▶ [Written problem]
Below are the records. Gather each line that holds "type".

########

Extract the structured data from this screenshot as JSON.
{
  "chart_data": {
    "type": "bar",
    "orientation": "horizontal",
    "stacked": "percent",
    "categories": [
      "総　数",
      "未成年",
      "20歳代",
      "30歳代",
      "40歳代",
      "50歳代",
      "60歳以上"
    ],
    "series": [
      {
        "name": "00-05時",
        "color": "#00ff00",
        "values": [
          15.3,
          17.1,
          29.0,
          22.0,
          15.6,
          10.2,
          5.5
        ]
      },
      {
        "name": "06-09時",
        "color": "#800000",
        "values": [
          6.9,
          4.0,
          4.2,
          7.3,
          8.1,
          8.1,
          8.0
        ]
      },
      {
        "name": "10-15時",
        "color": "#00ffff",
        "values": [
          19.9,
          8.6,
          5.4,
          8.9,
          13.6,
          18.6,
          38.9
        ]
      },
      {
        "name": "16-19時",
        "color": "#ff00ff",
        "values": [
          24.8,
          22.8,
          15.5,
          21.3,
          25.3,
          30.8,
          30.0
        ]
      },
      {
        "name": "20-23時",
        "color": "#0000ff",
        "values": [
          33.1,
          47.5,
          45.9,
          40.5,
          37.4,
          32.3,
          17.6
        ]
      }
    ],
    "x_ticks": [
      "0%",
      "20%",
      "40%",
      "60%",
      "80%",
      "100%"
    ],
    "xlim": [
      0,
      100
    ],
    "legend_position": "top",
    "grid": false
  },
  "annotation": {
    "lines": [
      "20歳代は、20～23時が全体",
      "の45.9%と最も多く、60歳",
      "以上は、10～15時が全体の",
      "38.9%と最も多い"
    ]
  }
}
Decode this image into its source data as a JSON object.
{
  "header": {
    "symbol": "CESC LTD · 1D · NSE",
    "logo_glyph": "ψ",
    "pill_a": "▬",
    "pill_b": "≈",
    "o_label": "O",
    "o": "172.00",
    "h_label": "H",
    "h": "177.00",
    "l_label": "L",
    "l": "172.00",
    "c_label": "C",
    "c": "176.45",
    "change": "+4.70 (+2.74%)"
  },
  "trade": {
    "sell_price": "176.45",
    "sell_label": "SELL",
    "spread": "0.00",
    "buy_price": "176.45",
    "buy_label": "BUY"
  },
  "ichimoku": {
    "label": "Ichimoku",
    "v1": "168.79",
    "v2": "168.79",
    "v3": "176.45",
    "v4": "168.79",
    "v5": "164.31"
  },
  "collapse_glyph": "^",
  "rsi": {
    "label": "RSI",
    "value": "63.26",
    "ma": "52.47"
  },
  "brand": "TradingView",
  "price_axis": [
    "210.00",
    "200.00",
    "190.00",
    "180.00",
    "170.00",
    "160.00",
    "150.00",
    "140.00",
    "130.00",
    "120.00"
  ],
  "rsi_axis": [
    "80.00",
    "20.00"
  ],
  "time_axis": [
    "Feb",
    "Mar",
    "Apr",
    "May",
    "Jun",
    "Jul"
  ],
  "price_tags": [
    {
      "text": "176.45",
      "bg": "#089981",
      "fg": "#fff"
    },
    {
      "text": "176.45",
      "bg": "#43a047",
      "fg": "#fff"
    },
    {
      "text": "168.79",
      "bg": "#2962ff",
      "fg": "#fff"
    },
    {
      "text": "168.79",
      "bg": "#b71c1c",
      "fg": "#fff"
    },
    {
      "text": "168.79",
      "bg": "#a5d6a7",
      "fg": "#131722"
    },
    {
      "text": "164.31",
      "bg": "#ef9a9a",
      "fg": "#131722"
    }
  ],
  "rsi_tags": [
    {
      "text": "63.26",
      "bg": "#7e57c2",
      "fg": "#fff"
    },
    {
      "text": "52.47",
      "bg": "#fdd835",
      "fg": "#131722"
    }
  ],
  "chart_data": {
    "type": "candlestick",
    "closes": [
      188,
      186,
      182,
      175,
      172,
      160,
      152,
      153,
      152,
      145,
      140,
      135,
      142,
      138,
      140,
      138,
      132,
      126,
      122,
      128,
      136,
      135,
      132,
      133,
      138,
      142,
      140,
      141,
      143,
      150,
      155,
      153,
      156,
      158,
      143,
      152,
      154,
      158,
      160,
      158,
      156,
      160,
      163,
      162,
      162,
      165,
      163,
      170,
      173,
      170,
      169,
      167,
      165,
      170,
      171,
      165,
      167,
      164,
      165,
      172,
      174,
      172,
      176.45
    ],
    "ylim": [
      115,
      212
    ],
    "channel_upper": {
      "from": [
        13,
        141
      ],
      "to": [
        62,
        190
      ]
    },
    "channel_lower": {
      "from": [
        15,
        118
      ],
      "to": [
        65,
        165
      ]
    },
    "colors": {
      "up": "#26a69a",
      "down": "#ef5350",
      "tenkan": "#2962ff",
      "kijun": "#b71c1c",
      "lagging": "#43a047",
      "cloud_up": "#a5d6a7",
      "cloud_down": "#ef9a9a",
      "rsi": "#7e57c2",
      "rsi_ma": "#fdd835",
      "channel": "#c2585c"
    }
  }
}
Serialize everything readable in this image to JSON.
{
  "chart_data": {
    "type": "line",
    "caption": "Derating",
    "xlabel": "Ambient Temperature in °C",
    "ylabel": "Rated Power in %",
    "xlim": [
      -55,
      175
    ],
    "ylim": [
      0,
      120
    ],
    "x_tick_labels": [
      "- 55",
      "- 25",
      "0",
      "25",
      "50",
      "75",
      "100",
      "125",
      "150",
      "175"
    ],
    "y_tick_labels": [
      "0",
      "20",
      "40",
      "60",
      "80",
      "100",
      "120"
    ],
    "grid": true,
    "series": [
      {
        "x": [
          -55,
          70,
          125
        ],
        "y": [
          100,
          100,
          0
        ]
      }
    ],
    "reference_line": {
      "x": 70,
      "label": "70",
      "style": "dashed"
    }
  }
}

########

▶ [Correct output]
    "type": "bar",
    "type": "candlestick",
    "type": "line",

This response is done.